» WHAT TO WORK ON: Show all lines holding "this".

=-=-=

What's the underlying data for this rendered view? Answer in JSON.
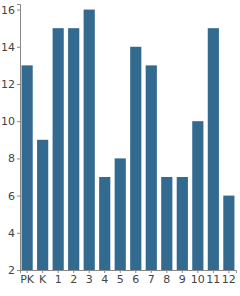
{
  "chart_data": {
    "type": "bar",
    "categories": [
      "PK",
      "K",
      "1",
      "2",
      "3",
      "4",
      "5",
      "6",
      "7",
      "8",
      "9",
      "10",
      "11",
      "12"
    ],
    "values": [
      13,
      9,
      15,
      15,
      16,
      7,
      8,
      14,
      13,
      7,
      7,
      10,
      15,
      6
    ],
    "color": "#336a90",
    "ylim": [
      2,
      16.3
    ],
    "yticks": [
      2,
      4,
      6,
      8,
      10,
      12,
      14,
      16
    ],
    "grid": false
  }
}
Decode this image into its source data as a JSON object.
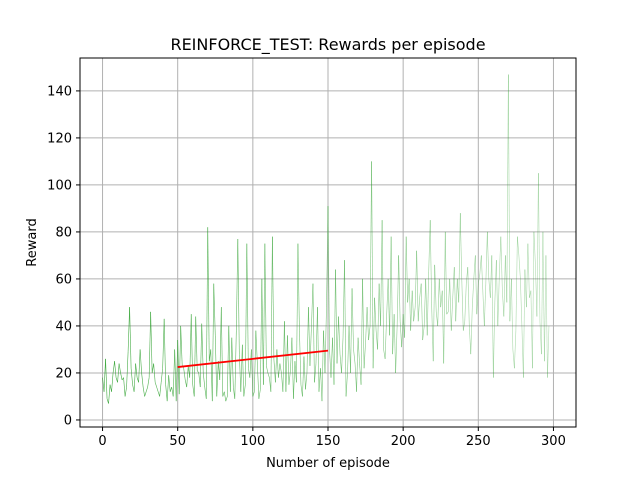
{
  "chart_data": {
    "type": "line",
    "title": "REINFORCE_TEST: Rewards per episode",
    "xlabel": "Number of episode",
    "ylabel": "Reward",
    "xlim": [
      -15,
      315
    ],
    "ylim": [
      -3,
      154
    ],
    "xticks": [
      0,
      50,
      100,
      150,
      200,
      250,
      300
    ],
    "yticks": [
      0,
      20,
      40,
      60,
      80,
      100,
      120,
      140
    ],
    "grid": true,
    "colors": {
      "rewards": "#2ca02c",
      "trend": "#ff0000",
      "grid": "#b0b0b0"
    },
    "series": [
      {
        "id": "rewards",
        "x_start": 0,
        "x_step": 1,
        "values": [
          18,
          12,
          26,
          9,
          7,
          15,
          12,
          20,
          25,
          18,
          16,
          24,
          20,
          17,
          18,
          10,
          14,
          29,
          48,
          22,
          15,
          12,
          24,
          18,
          16,
          30,
          20,
          14,
          10,
          12,
          14,
          18,
          46,
          20,
          24,
          16,
          14,
          12,
          10,
          16,
          22,
          43,
          15,
          8,
          19,
          12,
          14,
          10,
          30,
          8,
          34,
          11,
          40,
          23,
          22,
          17,
          14,
          23,
          18,
          45,
          15,
          10,
          44,
          21,
          20,
          14,
          41,
          20,
          14,
          9,
          82,
          25,
          30,
          8,
          58,
          36,
          10,
          25,
          17,
          48,
          10,
          12,
          8,
          10,
          40,
          12,
          35,
          14,
          9,
          38,
          77,
          28,
          12,
          32,
          10,
          15,
          75,
          22,
          18,
          30,
          10,
          12,
          38,
          24,
          9,
          13,
          60,
          15,
          75,
          23,
          20,
          18,
          12,
          78,
          26,
          16,
          30,
          18,
          24,
          20,
          12,
          42,
          12,
          36,
          15,
          21,
          35,
          9,
          25,
          16,
          75,
          38,
          15,
          10,
          27,
          13,
          20,
          48,
          23,
          40,
          58,
          16,
          24,
          48,
          12,
          22,
          8,
          38,
          20,
          48,
          91,
          30,
          18,
          35,
          15,
          64,
          24,
          44,
          28,
          20,
          35,
          68,
          10,
          20,
          40,
          20,
          56,
          30,
          24,
          12,
          35,
          24,
          15,
          60,
          22,
          33,
          48,
          34,
          40,
          110,
          22,
          52,
          38,
          30,
          58,
          40,
          85,
          30,
          26,
          44,
          60,
          36,
          78,
          28,
          45,
          20,
          40,
          70,
          42,
          31,
          45,
          35,
          78,
          50,
          60,
          38,
          55,
          42,
          48,
          72,
          42,
          52,
          58,
          34,
          40,
          60,
          36,
          63,
          85,
          48,
          25,
          66,
          46,
          40,
          60,
          48,
          55,
          24,
          80,
          45,
          46,
          60,
          38,
          52,
          65,
          42,
          60,
          50,
          88,
          60,
          38,
          42,
          58,
          65,
          40,
          28,
          48,
          60,
          70,
          45,
          58,
          62,
          70,
          55,
          40,
          58,
          80,
          60,
          52,
          70,
          18,
          50,
          68,
          40,
          62,
          78,
          55,
          44,
          70,
          50,
          147,
          42,
          60,
          30,
          22,
          38,
          78,
          70,
          60,
          40,
          18,
          64,
          48,
          75,
          52,
          55,
          22,
          80,
          66,
          44,
          105,
          42,
          28,
          80,
          25,
          70,
          18,
          40
        ]
      },
      {
        "id": "trend",
        "x": [
          50,
          150
        ],
        "y": [
          22.5,
          29.5
        ]
      }
    ]
  }
}
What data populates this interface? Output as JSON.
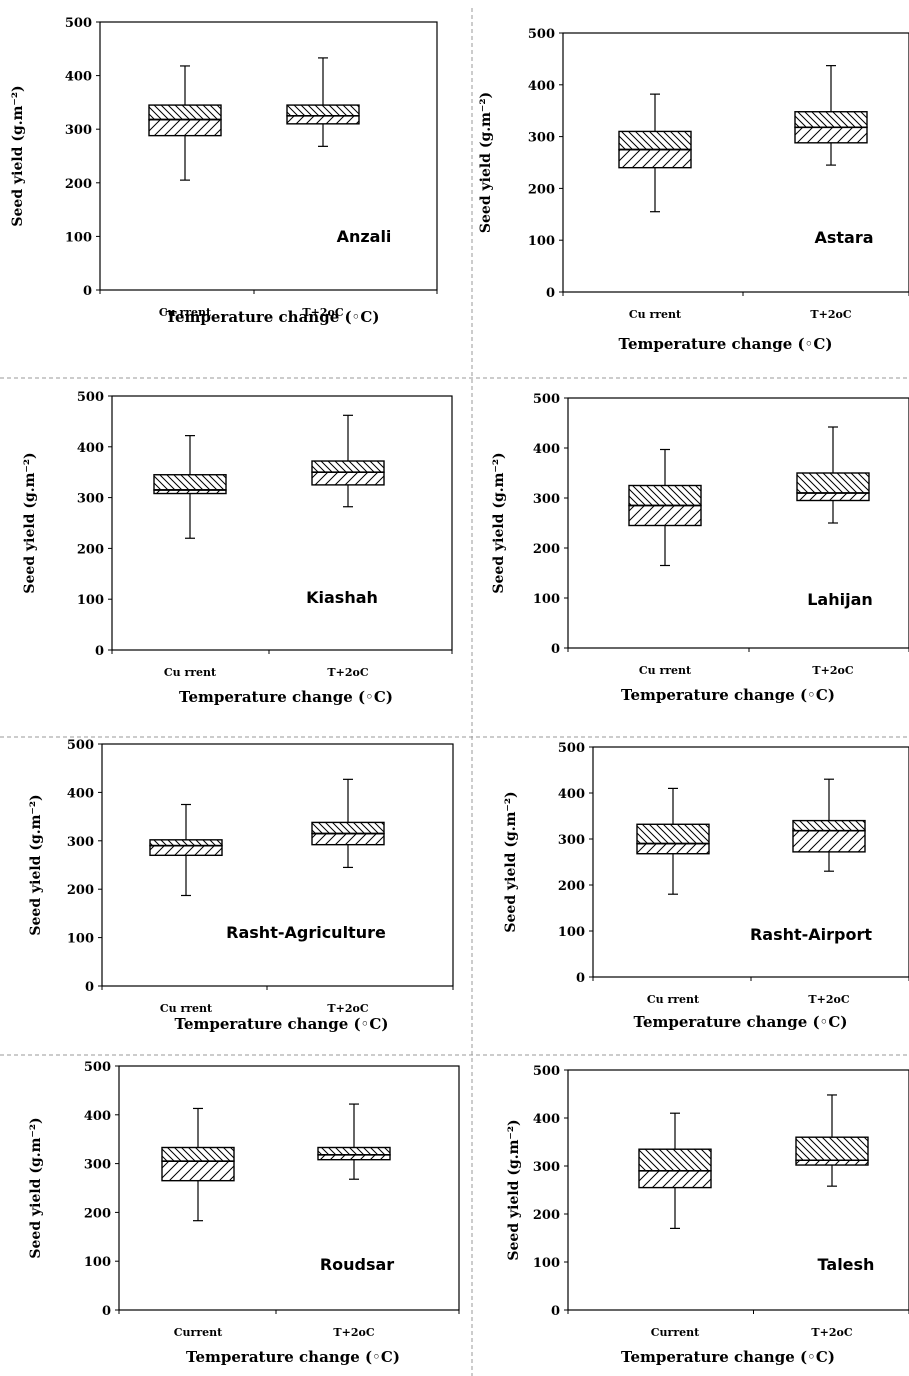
{
  "chart_data": [
    {
      "type": "boxplot",
      "annotation": "Anzali",
      "xlabel": "Temperature change (◦C)",
      "ylabel": "Seed yield (g.m⁻²)",
      "ylim": [
        0,
        500
      ],
      "yticks": [
        0,
        100,
        200,
        300,
        400,
        500
      ],
      "categories": [
        "Cu rrent",
        "T+2oC"
      ],
      "boxes": [
        {
          "min": 205,
          "q1": 288,
          "median": 318,
          "q3": 345,
          "max": 418
        },
        {
          "min": 268,
          "q1": 310,
          "median": 325,
          "q3": 345,
          "max": 433
        }
      ]
    },
    {
      "type": "boxplot",
      "annotation": "Astara",
      "xlabel": "Temperature change (◦C)",
      "ylabel": "Seed yield (g.m⁻²)",
      "ylim": [
        0,
        500
      ],
      "yticks": [
        0,
        100,
        200,
        300,
        400,
        500
      ],
      "categories": [
        "Cu rrent",
        "T+2oC"
      ],
      "boxes": [
        {
          "min": 155,
          "q1": 240,
          "median": 275,
          "q3": 310,
          "max": 382
        },
        {
          "min": 245,
          "q1": 288,
          "median": 318,
          "q3": 348,
          "max": 437
        }
      ]
    },
    {
      "type": "boxplot",
      "annotation": "Kiashah",
      "xlabel": "Temperature change (◦C)",
      "ylabel": "Seed yield (g.m⁻²)",
      "ylim": [
        0,
        500
      ],
      "yticks": [
        0,
        100,
        200,
        300,
        400,
        500
      ],
      "categories": [
        "Cu rrent",
        "T+2oC"
      ],
      "boxes": [
        {
          "min": 220,
          "q1": 308,
          "median": 315,
          "q3": 345,
          "max": 422
        },
        {
          "min": 282,
          "q1": 325,
          "median": 350,
          "q3": 372,
          "max": 462
        }
      ]
    },
    {
      "type": "boxplot",
      "annotation": "Lahijan",
      "xlabel": "Temperature change (◦C)",
      "ylabel": "Seed yield (g.m⁻²)",
      "ylim": [
        0,
        500
      ],
      "yticks": [
        0,
        100,
        200,
        300,
        400,
        500
      ],
      "categories": [
        "Cu rrent",
        "T+2oC"
      ],
      "boxes": [
        {
          "min": 165,
          "q1": 245,
          "median": 285,
          "q3": 325,
          "max": 397
        },
        {
          "min": 250,
          "q1": 295,
          "median": 310,
          "q3": 350,
          "max": 442
        }
      ]
    },
    {
      "type": "boxplot",
      "annotation": "Rasht-Agriculture",
      "xlabel": "Temperature change (◦C)",
      "ylabel": "Seed yield (g.m⁻²)",
      "ylim": [
        0,
        500
      ],
      "yticks": [
        0,
        100,
        200,
        300,
        400,
        500
      ],
      "categories": [
        "Cu rrent",
        "T+2oC"
      ],
      "boxes": [
        {
          "min": 187,
          "q1": 270,
          "median": 290,
          "q3": 302,
          "max": 375
        },
        {
          "min": 245,
          "q1": 292,
          "median": 315,
          "q3": 338,
          "max": 427
        }
      ]
    },
    {
      "type": "boxplot",
      "annotation": "Rasht-Airport",
      "xlabel": "Temperature change (◦C)",
      "ylabel": "Seed yield (g.m⁻²)",
      "ylim": [
        0,
        500
      ],
      "yticks": [
        0,
        100,
        200,
        300,
        400,
        500
      ],
      "categories": [
        "Cu rrent",
        "T+2oC"
      ],
      "boxes": [
        {
          "min": 180,
          "q1": 268,
          "median": 290,
          "q3": 332,
          "max": 410
        },
        {
          "min": 230,
          "q1": 272,
          "median": 318,
          "q3": 340,
          "max": 430
        }
      ]
    },
    {
      "type": "boxplot",
      "annotation": "Roudsar",
      "xlabel": "Temperature change (◦C)",
      "ylabel": "Seed yield (g.m⁻²)",
      "ylim": [
        0,
        500
      ],
      "yticks": [
        0,
        100,
        200,
        300,
        400,
        500
      ],
      "categories": [
        "Current",
        "T+2oC"
      ],
      "boxes": [
        {
          "min": 183,
          "q1": 265,
          "median": 305,
          "q3": 333,
          "max": 413
        },
        {
          "min": 268,
          "q1": 308,
          "median": 318,
          "q3": 333,
          "max": 422
        }
      ]
    },
    {
      "type": "boxplot",
      "annotation": "Talesh",
      "xlabel": "Temperature change (◦C)",
      "ylabel": "Seed yield (g.m⁻²)",
      "ylim": [
        0,
        500
      ],
      "yticks": [
        0,
        100,
        200,
        300,
        400,
        500
      ],
      "categories": [
        "Current",
        "T+2oC"
      ],
      "boxes": [
        {
          "min": 170,
          "q1": 255,
          "median": 290,
          "q3": 335,
          "max": 410
        },
        {
          "min": 258,
          "q1": 302,
          "median": 312,
          "q3": 360,
          "max": 448
        }
      ]
    }
  ]
}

=-=-=

» WRITTEN SOLUTION:
What's the underlying data for this rendered view? Answer in JSON.
Decode this image into its source data as a JSON object.
What data populates this interface? Output as JSON.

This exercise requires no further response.